Document extract:
::::::::::
Founded in 1980, The Bravo Group is far and away the largest firm on the HISPANIC BUSINESS list, with 185 employees. Ms. Expósito-Ulla says her firm has been especially successful in attracting new clients of late.
“I believe Bravo’s future growth will be attributed in part to existing clients, but in our case it is really more about new business. We have just been awarded the Sears, Roebuck & Co.’s creative account, as well as McDonald’s New York tri-state business,” she says.
San Antonio–based Bromley Communications, ranked number 2, with projected billings of $176 million, also has had success adding to its account roster. Chairman and CEO Ernest W. Bromley says new clients are the lifeblood of any ad agency, particularly in times of economic uncertainty.
“Existing clients, though they are committed to this market, have not raised their ad budgets, at least not to the extent we’ve become accustomed to the last three or four years,” says Mr. Bromley, whose agency billed $165 million last year.
In fact, he and his top lieutenants saw the first signs of an economic slowdown as early as last year and planned accordingly. He counts Payless ShoeSource among his agency’s most significant recent account acquisitions. Bromley clients also include Procter & Gamble, Burger King, and Continental Airlines.
Altogether, billings among the top 25 Hispanic agencies increased about 14 percent from 2000 to this year. However, two firms on the list saw their billing totals fall: Mendoza, Dillon & Asociados, based in Newport Beach, California, expects to post billings of $90 million this year after grossing $95 million in 2000, and Miami-based Castor Advertising Corp. will bill $53 million compared with $60.03 million last year.
::::::::::
Source excerpt:
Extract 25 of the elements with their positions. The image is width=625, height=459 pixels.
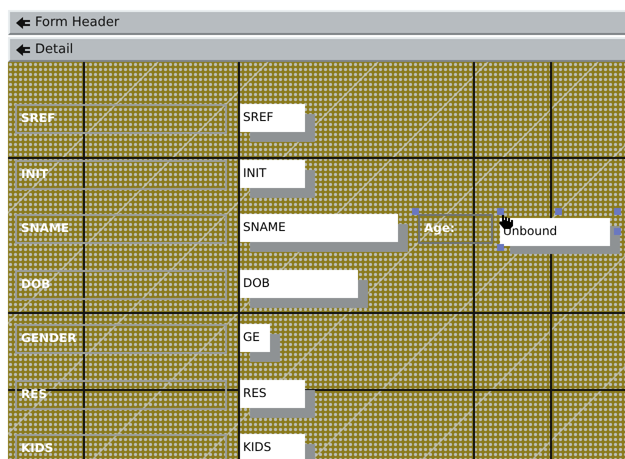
::::::::::
Work to complete:
(a) Name every advertising agency that the article on Hispanic ad agency billings mentions.
(b) Transcribe the article on Hispanic ad agency billings from "In fact, he" to "with $60.03 million last year.".
(c) Write the next part of the article on Hispanic ad agency billings, picking up after its last sentence.

Task answers:
(a)
- The Bravo Group
- Bromley Communications
- Mendoza, Dillon & Asociados
- Castor Advertising Corp.

(b)
In fact, he and his top lieutenants saw the first signs of an economic slowdown as early as last year and planned accordingly. He counts Payless ShoeSource among his agency’s most significant recent account acquisitions. Bromley clients also include Procter & Gamble, Burger King, and Continental Airlines.
Altogether, billings among the top 25 Hispanic agencies increased about 14 percent from 2000 to this year. However, two firms on the list saw their billing totals fall: Mendoza, Dillon & Asociados, based in Newport Beach, California, expects to post billings of $90 million this year after grossing $95 million in 2000, and Miami-based Castor Advertising Corp. will bill $53 million compared with $60.03 million last year.

(c)
With the exception of del Rivero Messianu of Coral Gables, Florida, whose billings total remained unchanged ($60 million), the rest of the top 25 showed impressive year-over-year billings growth. Dallas-based Dieste & Partners, ranked number 3, enjoyed the largest dollar jump, going from $110 million last year to a projected $148 million in 2001, while Austin-based Latinworks Advertising, ranked number 25, posted the largest percentage increase, jumping from $15 million in billings to $28 million.
Television continues to account for the lion’s share of agencies’ billings (56.8 percent, or $1.1 billion), followed distantly by radio (19.2 percent; $382.75 million). The Internet, which was hyped as the industry’s next big thing as recently as last year, is projected to account for a paltry 2.1 percent, or $41.03 million.
Reflecting the recent push by global conglomerates to acquire ownership stakes in Hispanic ad agencies, just 10 of the top 25 are 100 percent Hispanic-owned. Of the rest, seven are majority Hispanic-owned, two are minority Hispanic-owned, and the balance are owned entirely by larger companies. The Bravo Group is owned by Young & Rubicam, for instance.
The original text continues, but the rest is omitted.